╭──

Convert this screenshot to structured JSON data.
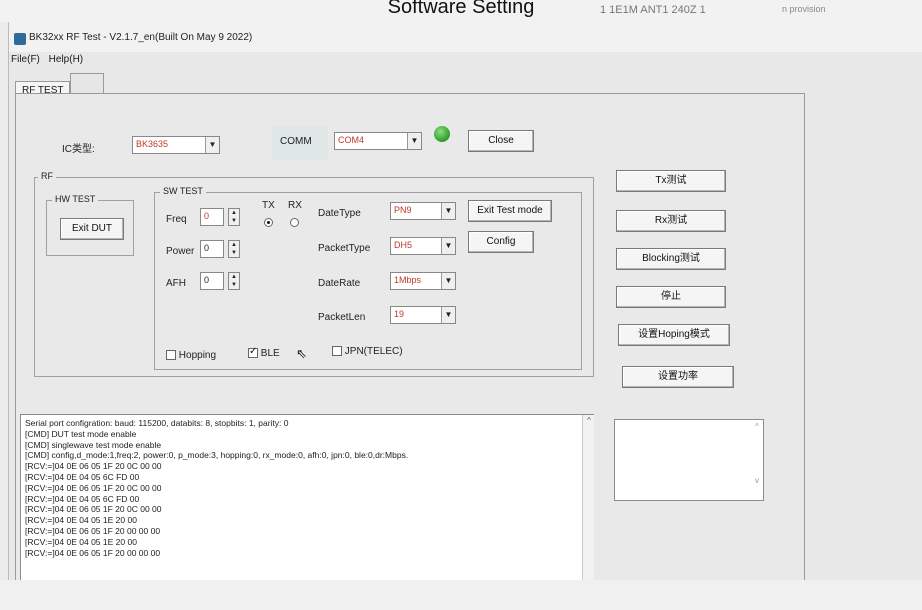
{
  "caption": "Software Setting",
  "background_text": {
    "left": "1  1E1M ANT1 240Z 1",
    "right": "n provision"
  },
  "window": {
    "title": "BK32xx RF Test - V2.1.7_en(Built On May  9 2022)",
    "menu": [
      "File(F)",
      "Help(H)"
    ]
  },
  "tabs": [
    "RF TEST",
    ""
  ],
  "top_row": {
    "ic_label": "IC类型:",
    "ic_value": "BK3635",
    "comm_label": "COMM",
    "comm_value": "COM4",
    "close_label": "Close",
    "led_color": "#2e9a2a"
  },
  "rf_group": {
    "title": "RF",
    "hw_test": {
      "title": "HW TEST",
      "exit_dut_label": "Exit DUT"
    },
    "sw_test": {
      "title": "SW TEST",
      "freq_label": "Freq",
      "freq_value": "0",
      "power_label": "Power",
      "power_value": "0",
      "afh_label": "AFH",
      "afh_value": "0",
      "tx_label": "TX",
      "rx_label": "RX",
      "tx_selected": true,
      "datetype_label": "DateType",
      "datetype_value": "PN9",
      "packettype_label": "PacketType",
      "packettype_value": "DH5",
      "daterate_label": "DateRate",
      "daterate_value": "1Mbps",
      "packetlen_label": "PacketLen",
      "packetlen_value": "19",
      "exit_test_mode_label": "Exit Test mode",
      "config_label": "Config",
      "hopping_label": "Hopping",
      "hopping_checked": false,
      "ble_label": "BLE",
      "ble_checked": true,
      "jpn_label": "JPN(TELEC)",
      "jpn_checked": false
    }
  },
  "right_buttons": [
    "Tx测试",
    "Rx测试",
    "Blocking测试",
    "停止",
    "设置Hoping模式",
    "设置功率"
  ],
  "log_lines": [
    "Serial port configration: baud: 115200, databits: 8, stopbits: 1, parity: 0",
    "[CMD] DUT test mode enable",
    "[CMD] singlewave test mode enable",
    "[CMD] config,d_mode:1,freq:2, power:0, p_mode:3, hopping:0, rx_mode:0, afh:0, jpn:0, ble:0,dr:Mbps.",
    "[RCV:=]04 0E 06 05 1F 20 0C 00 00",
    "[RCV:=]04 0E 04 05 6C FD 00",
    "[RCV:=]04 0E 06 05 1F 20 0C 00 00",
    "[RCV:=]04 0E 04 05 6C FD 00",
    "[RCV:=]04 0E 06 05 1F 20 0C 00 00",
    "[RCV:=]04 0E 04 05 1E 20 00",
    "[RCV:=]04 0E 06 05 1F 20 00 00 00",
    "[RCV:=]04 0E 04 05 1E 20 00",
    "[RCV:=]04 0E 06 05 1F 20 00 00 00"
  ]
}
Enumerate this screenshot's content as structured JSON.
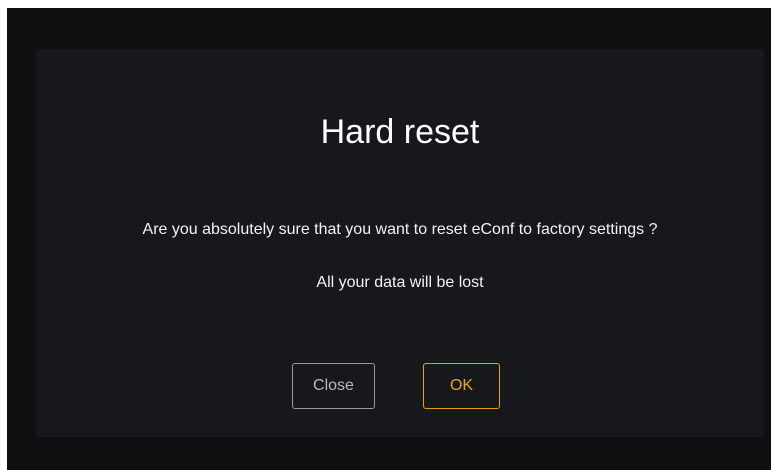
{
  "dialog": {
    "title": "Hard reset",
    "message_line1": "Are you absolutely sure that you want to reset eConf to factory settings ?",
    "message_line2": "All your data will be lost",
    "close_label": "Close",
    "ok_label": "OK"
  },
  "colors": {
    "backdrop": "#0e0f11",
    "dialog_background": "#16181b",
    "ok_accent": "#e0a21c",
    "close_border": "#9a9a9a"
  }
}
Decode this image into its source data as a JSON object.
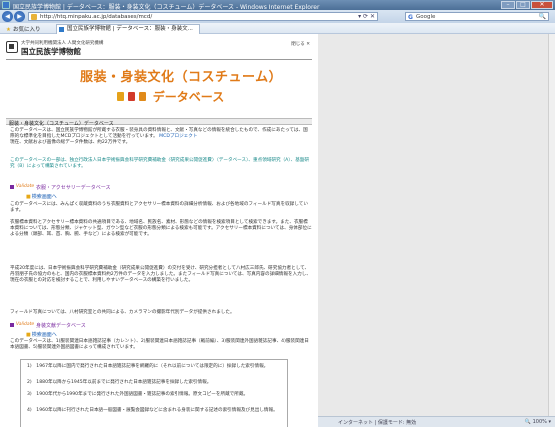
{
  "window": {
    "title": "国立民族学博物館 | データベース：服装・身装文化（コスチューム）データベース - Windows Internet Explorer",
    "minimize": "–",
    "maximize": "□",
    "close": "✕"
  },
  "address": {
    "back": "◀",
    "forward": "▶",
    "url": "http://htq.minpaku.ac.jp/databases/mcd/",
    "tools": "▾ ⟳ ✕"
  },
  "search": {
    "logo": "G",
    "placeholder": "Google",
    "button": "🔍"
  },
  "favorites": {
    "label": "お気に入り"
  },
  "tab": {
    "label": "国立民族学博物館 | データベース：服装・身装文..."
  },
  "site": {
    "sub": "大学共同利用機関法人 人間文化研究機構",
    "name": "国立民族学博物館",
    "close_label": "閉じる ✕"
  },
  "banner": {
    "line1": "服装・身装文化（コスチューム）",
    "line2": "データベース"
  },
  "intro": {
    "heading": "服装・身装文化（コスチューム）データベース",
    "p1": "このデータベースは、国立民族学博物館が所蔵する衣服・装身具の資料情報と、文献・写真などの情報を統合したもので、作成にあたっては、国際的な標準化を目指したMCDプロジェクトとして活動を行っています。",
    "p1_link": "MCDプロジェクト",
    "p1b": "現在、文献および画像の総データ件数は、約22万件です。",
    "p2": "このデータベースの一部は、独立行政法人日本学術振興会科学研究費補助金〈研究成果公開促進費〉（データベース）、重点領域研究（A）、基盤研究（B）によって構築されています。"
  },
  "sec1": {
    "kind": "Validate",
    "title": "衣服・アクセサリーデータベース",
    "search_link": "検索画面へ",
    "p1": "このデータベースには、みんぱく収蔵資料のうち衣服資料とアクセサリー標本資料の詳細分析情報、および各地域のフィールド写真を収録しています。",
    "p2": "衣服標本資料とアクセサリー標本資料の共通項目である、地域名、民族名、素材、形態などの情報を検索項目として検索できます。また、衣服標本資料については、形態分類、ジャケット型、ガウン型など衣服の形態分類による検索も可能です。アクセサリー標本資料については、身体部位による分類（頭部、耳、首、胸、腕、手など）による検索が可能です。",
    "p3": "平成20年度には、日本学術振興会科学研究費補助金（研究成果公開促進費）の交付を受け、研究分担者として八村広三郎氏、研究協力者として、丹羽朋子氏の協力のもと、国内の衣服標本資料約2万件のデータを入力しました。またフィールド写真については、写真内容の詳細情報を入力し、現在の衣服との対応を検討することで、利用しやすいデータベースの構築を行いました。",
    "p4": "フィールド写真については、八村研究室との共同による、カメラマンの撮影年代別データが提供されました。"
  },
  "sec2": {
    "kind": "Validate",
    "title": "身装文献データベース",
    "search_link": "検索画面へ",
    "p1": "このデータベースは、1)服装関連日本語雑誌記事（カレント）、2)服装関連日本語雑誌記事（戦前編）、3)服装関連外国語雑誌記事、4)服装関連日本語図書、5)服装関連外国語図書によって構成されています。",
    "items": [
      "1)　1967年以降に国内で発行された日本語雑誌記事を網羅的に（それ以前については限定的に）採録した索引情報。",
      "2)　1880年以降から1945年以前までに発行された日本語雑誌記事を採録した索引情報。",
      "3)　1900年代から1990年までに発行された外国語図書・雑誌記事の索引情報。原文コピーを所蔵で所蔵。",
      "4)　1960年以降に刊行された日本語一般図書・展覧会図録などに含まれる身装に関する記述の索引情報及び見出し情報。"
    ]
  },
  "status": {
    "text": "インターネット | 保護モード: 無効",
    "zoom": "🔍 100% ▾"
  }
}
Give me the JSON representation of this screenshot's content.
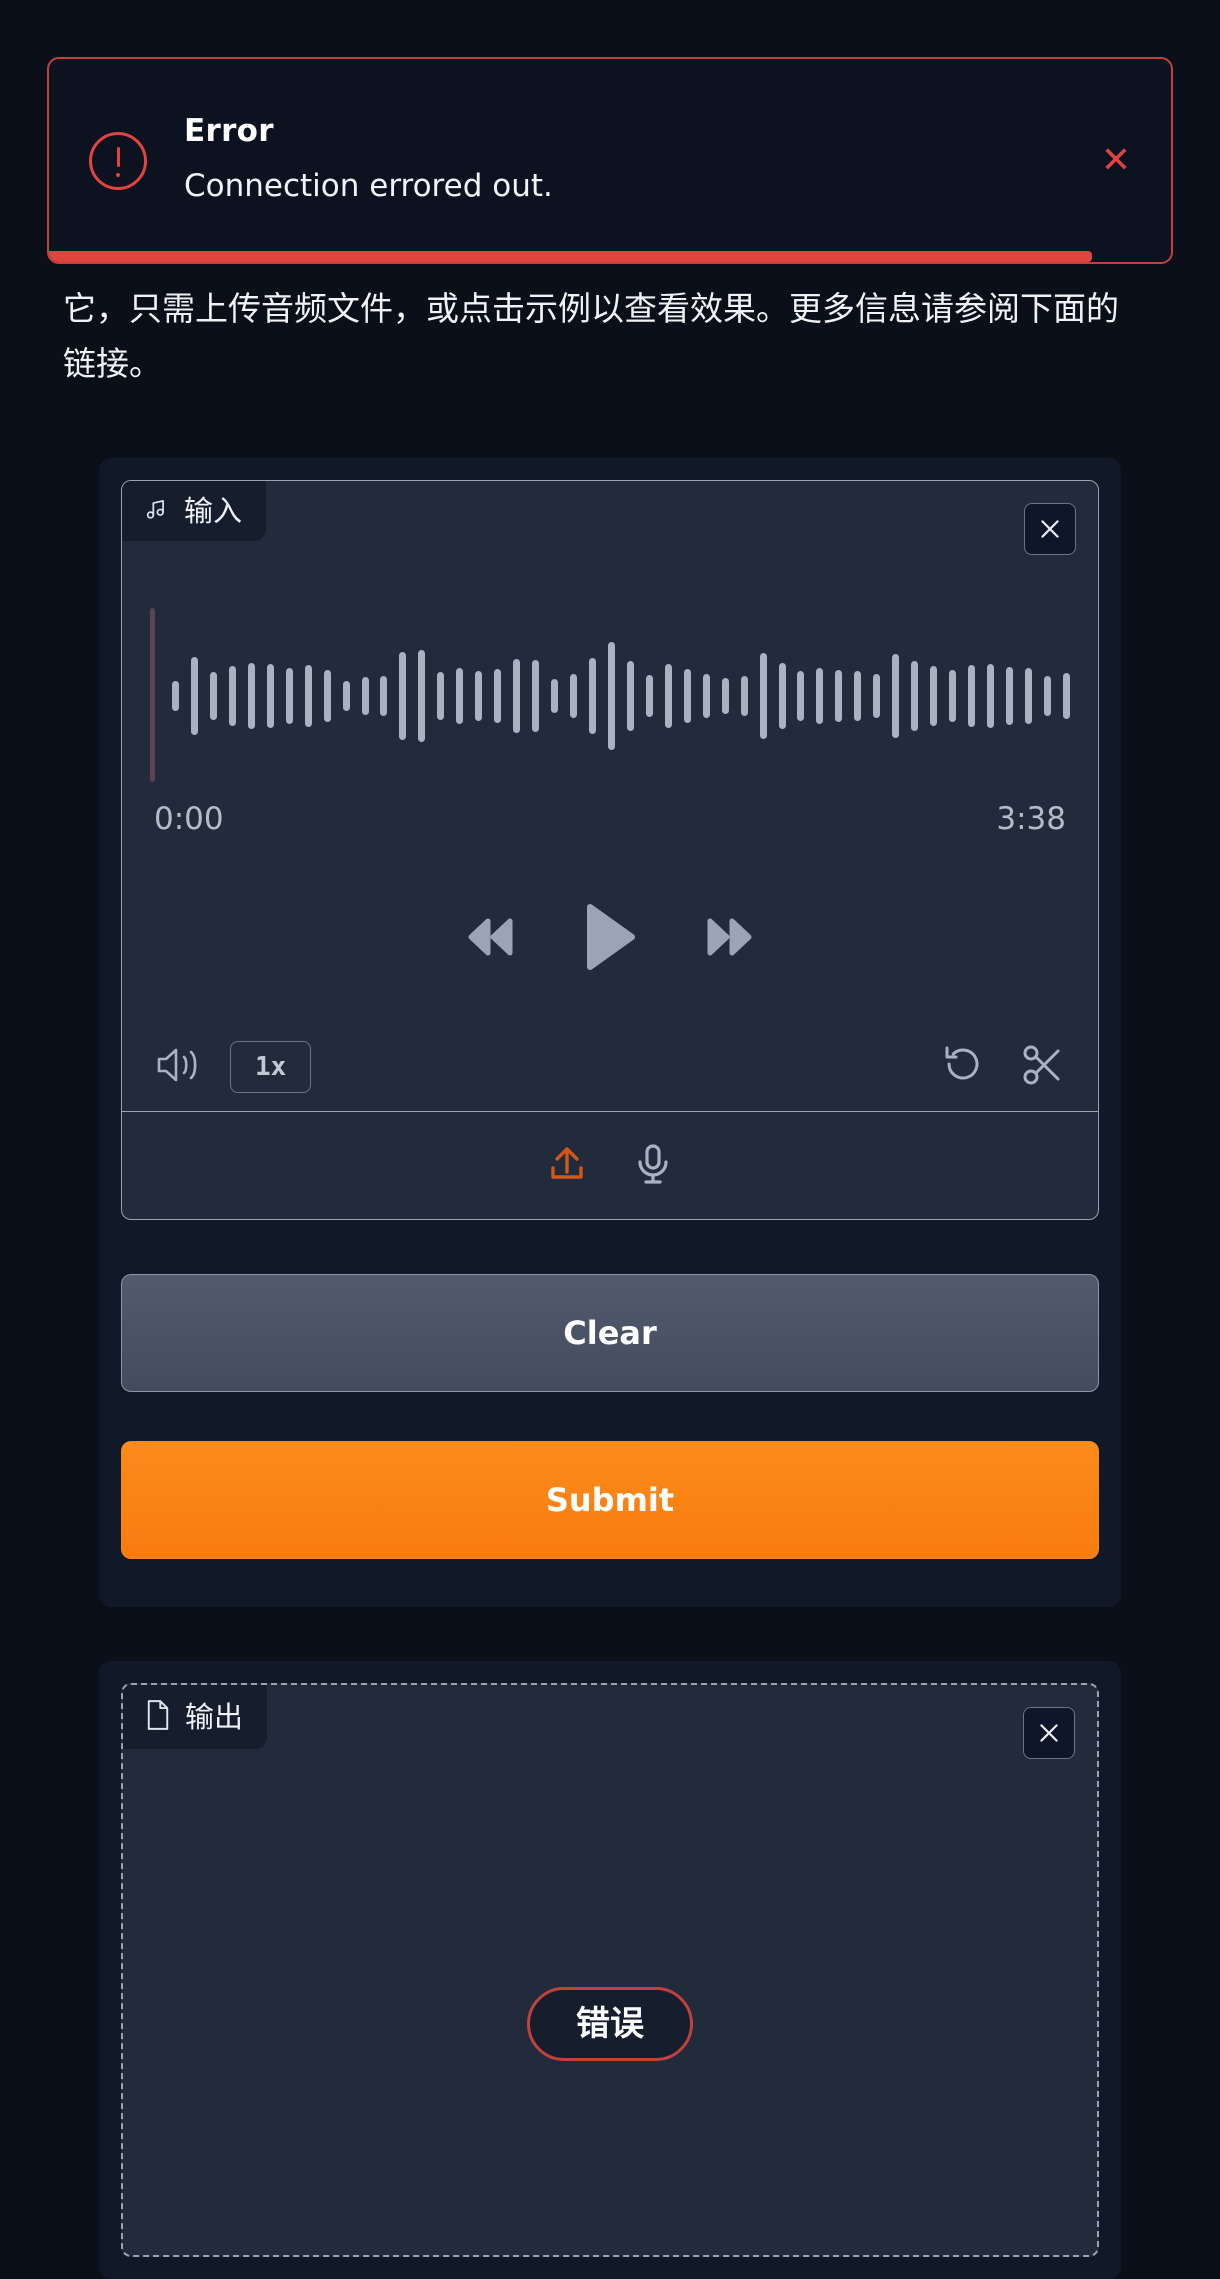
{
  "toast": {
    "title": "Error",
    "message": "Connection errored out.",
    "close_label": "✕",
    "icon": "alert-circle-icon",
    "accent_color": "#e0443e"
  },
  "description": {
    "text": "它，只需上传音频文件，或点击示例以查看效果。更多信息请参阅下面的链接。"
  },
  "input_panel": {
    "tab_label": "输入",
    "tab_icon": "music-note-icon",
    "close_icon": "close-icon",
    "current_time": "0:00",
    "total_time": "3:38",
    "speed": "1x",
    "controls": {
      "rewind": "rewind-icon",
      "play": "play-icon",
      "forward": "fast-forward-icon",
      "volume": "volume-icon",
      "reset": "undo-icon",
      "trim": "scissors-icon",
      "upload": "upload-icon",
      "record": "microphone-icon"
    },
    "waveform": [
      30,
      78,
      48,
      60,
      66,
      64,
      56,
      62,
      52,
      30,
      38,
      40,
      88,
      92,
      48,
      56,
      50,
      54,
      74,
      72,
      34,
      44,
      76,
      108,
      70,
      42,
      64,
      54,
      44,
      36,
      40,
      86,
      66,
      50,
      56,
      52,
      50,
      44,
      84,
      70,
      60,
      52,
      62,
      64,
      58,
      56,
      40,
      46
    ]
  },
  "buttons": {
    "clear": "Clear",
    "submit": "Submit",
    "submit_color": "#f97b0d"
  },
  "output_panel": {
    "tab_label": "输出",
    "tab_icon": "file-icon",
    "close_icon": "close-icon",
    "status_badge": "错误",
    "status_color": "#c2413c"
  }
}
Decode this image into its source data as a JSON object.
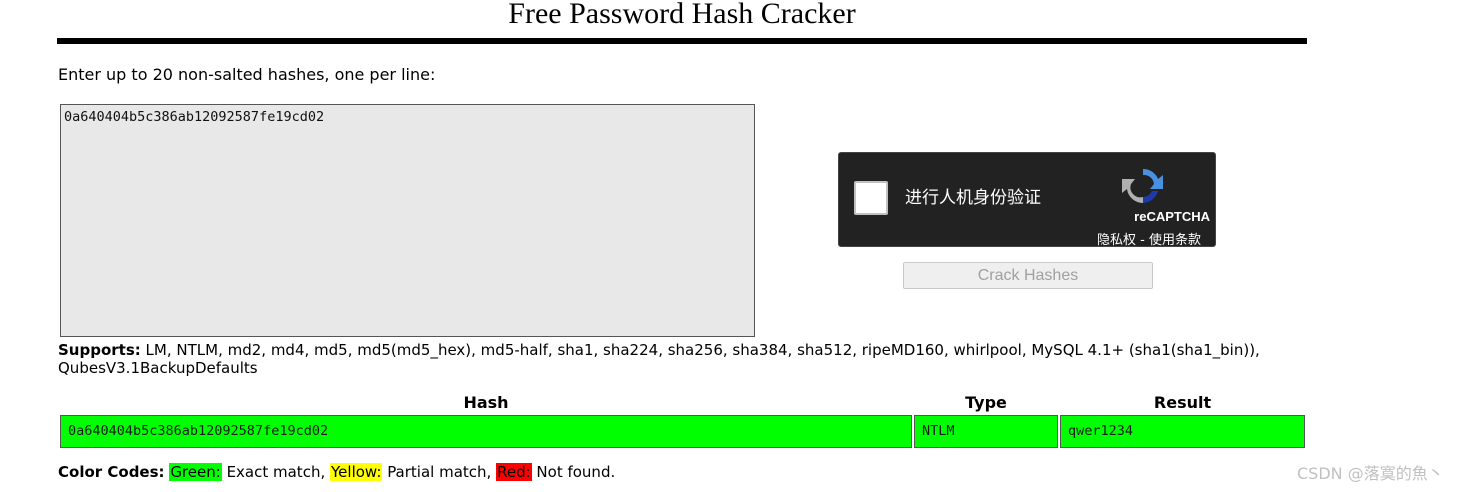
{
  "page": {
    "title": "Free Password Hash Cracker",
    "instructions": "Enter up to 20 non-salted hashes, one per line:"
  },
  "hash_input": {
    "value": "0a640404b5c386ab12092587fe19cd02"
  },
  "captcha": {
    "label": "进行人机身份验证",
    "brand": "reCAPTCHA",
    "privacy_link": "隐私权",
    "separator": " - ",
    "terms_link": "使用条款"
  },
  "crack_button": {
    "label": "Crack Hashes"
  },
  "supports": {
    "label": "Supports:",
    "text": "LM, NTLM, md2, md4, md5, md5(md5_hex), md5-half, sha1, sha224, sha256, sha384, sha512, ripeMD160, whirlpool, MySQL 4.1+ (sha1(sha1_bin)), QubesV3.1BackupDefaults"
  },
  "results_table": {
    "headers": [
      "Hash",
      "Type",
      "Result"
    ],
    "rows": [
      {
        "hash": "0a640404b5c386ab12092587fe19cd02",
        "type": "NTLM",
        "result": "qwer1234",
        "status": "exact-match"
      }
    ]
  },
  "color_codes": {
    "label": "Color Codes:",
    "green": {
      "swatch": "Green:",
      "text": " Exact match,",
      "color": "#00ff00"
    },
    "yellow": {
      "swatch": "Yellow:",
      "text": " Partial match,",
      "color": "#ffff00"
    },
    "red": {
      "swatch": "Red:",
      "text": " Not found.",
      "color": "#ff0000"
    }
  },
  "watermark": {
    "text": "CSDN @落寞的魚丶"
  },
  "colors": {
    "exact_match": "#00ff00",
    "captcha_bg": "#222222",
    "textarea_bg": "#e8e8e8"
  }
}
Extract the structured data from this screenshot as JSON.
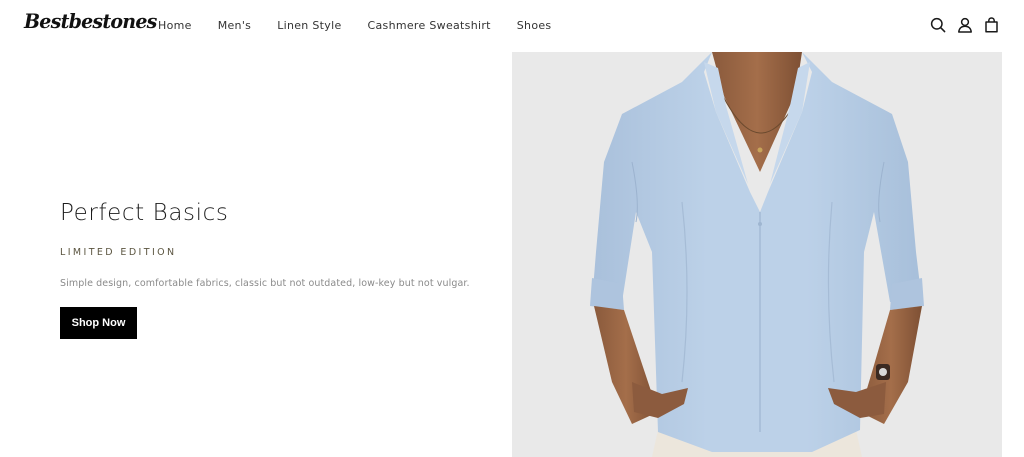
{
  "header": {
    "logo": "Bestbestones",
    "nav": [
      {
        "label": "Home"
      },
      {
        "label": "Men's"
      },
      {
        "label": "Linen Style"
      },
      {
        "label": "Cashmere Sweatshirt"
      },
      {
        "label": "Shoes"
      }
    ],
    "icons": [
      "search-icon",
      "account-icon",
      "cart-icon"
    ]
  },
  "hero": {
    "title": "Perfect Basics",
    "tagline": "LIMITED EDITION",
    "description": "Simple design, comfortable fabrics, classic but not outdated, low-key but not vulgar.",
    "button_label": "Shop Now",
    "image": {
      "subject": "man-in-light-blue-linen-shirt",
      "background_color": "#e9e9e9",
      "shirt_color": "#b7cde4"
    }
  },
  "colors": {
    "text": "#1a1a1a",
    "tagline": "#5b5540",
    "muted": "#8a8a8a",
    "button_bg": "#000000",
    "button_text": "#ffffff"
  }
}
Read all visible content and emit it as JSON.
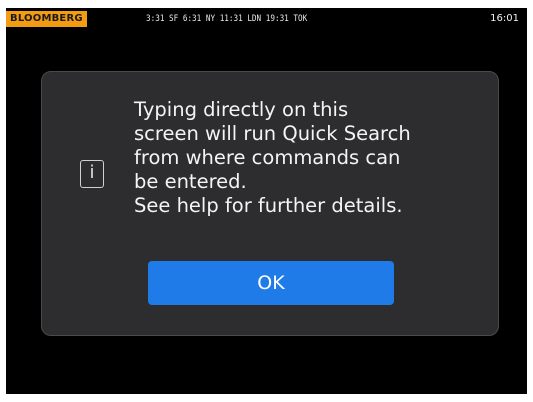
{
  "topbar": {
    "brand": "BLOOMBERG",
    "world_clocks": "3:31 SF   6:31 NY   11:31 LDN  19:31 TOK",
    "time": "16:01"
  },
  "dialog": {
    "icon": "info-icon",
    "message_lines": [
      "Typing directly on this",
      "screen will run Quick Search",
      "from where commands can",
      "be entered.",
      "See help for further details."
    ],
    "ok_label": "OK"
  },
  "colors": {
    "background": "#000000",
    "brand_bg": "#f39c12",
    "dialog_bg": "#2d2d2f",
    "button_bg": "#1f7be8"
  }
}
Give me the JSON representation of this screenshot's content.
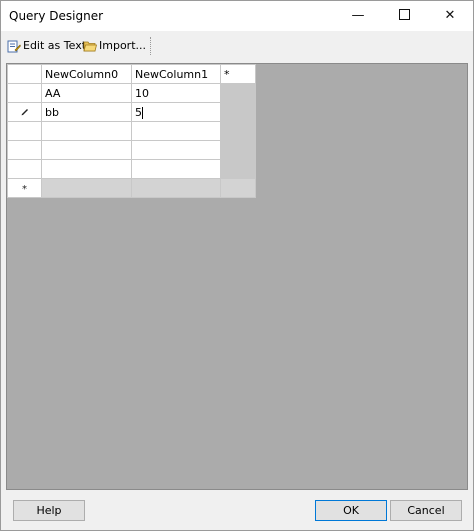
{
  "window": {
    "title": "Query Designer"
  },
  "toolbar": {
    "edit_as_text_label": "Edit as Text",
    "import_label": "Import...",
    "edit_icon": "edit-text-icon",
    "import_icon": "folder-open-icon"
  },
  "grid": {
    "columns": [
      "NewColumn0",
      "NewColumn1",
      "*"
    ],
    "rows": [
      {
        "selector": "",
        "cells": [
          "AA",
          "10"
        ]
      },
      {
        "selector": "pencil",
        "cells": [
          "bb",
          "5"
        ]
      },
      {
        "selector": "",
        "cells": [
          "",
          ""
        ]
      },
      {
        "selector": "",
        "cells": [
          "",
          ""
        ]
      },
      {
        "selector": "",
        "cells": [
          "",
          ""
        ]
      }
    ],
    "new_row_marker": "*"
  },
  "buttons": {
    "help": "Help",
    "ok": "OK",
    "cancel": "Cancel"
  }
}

╰──

Stated problem: Return all lines of the material above in which the word "structured" occurs.

Final result:
Convert this screenshot to structured JSON data.
Enumerate this screenshot's content as structured JSON.
Extract the structured data from this screenshot as JSON.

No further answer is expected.